## Short task
How many lines in the listing below include the word "EAMCET"? Reply with the count alone.

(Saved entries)
** Start **

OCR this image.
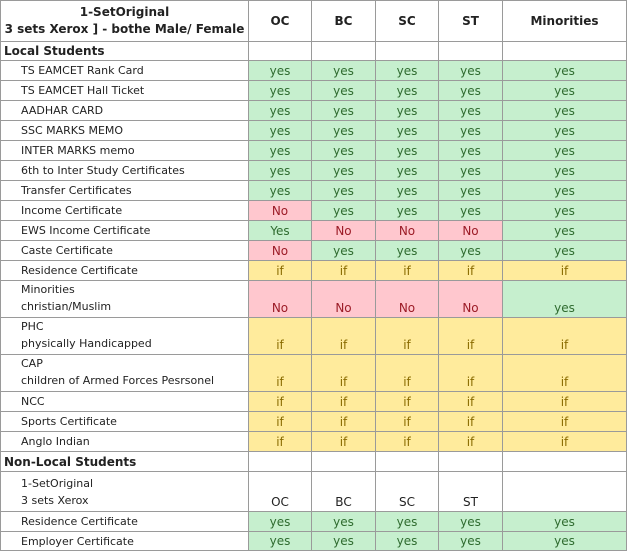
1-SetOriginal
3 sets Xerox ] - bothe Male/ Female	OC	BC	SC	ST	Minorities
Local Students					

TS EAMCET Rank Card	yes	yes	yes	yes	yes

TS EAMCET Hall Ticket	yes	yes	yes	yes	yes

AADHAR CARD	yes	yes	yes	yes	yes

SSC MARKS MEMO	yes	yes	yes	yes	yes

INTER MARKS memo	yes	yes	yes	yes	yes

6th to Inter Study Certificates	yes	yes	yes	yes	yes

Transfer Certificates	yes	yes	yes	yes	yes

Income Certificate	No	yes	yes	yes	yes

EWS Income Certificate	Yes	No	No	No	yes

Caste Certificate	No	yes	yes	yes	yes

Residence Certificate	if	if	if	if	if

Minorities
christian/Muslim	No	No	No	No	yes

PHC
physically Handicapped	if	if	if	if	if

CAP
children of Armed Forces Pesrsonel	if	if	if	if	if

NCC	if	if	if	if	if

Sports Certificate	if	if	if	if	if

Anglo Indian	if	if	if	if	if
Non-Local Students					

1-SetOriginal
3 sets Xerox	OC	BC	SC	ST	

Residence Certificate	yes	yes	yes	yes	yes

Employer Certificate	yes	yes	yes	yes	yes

** End **
** Start **

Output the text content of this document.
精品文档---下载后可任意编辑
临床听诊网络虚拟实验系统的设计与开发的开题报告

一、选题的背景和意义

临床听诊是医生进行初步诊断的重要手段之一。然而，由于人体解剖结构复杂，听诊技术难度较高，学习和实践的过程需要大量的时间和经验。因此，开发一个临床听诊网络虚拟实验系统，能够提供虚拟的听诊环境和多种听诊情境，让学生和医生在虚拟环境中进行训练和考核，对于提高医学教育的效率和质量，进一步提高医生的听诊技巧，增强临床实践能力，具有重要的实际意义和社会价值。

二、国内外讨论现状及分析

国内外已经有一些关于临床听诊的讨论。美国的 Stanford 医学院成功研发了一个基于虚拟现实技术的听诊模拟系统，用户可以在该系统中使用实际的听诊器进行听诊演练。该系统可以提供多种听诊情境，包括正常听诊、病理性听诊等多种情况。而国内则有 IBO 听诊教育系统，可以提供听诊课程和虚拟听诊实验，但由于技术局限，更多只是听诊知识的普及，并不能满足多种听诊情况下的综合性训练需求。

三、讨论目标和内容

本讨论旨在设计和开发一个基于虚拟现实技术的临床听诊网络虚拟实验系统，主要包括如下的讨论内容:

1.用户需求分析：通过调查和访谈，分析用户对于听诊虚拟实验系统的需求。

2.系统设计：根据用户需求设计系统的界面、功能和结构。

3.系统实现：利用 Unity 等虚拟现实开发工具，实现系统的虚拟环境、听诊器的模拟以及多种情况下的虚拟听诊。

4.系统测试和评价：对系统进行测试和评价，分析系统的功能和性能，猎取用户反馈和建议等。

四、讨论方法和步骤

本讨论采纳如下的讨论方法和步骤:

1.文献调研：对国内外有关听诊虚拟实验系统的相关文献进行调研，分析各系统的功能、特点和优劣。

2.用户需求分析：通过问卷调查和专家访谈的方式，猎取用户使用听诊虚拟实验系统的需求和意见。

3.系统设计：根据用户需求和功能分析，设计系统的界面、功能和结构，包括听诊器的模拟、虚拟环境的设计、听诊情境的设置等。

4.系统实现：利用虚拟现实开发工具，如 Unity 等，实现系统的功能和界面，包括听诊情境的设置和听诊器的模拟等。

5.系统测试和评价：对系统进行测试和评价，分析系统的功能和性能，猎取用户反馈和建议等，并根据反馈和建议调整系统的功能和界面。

** End **

## Task response
2